**WRITTEN TASK**.
From the listing below, pull out every line where the string "JSON" appears.

**SUPPLIED RECORDS**.
━━━━

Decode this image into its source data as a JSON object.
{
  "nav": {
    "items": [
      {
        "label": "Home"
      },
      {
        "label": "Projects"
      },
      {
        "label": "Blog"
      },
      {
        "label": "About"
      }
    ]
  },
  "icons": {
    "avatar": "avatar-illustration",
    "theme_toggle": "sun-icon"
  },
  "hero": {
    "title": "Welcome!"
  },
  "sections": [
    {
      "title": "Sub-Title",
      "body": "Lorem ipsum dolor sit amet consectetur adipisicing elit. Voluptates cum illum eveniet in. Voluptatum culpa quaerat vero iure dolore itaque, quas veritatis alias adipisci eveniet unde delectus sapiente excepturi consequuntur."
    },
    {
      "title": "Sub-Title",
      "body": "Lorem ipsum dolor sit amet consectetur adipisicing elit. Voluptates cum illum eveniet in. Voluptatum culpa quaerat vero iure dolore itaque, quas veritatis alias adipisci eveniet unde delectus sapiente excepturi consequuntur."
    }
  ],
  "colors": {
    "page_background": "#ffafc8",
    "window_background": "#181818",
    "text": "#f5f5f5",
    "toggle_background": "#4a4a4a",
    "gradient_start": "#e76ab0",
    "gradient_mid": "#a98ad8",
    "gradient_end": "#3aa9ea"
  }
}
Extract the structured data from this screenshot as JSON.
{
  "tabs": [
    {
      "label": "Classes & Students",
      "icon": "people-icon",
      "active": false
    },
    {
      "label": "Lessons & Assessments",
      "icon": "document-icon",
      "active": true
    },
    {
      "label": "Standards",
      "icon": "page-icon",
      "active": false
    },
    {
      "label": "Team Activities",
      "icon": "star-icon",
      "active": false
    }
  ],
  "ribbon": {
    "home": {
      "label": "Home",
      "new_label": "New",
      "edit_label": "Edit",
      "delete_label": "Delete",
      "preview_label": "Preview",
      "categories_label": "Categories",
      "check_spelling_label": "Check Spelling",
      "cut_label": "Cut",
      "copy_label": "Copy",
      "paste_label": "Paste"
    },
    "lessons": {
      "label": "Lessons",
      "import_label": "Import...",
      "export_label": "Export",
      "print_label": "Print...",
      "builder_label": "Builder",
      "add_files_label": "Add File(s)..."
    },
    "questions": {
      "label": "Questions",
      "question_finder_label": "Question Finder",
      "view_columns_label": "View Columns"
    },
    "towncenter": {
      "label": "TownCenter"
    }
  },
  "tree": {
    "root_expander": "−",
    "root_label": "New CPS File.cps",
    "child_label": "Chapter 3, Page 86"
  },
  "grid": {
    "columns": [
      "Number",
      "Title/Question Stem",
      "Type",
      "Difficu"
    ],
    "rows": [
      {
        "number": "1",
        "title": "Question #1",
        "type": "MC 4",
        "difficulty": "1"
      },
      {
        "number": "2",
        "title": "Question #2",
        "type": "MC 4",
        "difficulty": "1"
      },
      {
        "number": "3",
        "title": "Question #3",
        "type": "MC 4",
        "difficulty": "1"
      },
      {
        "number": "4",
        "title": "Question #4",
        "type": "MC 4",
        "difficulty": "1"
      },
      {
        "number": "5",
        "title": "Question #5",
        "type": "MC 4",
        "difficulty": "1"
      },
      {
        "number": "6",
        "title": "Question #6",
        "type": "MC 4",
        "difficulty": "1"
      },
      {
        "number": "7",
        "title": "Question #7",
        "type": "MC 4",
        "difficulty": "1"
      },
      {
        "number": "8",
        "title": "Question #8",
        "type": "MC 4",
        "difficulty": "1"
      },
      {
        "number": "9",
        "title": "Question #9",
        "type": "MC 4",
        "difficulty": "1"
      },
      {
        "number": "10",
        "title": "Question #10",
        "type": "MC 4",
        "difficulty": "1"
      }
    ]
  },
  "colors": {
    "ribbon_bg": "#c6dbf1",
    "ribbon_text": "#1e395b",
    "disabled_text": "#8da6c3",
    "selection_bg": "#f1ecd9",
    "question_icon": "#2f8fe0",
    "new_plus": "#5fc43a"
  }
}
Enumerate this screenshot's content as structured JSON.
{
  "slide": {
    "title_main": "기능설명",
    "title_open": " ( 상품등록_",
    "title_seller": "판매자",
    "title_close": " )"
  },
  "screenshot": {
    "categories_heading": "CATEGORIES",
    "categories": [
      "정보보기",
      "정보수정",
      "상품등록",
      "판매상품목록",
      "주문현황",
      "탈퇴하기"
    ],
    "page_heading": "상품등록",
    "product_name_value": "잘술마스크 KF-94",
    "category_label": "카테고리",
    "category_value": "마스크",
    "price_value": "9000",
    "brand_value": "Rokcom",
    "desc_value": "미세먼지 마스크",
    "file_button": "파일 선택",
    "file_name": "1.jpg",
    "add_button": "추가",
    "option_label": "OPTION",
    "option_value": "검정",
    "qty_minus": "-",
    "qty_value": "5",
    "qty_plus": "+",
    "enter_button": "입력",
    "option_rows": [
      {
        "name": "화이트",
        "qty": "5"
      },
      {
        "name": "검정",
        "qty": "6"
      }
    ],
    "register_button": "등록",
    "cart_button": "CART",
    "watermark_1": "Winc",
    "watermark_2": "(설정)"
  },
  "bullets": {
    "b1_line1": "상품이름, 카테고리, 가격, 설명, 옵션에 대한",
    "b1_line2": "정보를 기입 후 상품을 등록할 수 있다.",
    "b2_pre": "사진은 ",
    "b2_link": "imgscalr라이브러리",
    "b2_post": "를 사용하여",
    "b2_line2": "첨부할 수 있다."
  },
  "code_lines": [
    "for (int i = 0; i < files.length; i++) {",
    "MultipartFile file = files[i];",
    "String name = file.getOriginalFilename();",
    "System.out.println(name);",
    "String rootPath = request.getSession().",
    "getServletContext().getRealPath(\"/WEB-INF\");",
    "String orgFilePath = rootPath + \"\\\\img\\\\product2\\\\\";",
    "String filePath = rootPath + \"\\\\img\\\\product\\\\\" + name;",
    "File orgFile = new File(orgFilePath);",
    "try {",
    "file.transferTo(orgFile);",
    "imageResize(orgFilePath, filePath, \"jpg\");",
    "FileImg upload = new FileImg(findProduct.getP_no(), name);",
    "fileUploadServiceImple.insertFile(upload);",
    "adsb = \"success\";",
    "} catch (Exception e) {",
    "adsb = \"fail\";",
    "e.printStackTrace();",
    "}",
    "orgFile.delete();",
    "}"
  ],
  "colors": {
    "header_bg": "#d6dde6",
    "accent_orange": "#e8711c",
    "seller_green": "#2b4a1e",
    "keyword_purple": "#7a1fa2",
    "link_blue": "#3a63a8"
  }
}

━━━━

**SOLVED EXERCISE**.
Decode this image into its source data as a JSON object.
Extract the structured data from this screenshot as JSON.
Enumerate this screenshot's content as structured JSON.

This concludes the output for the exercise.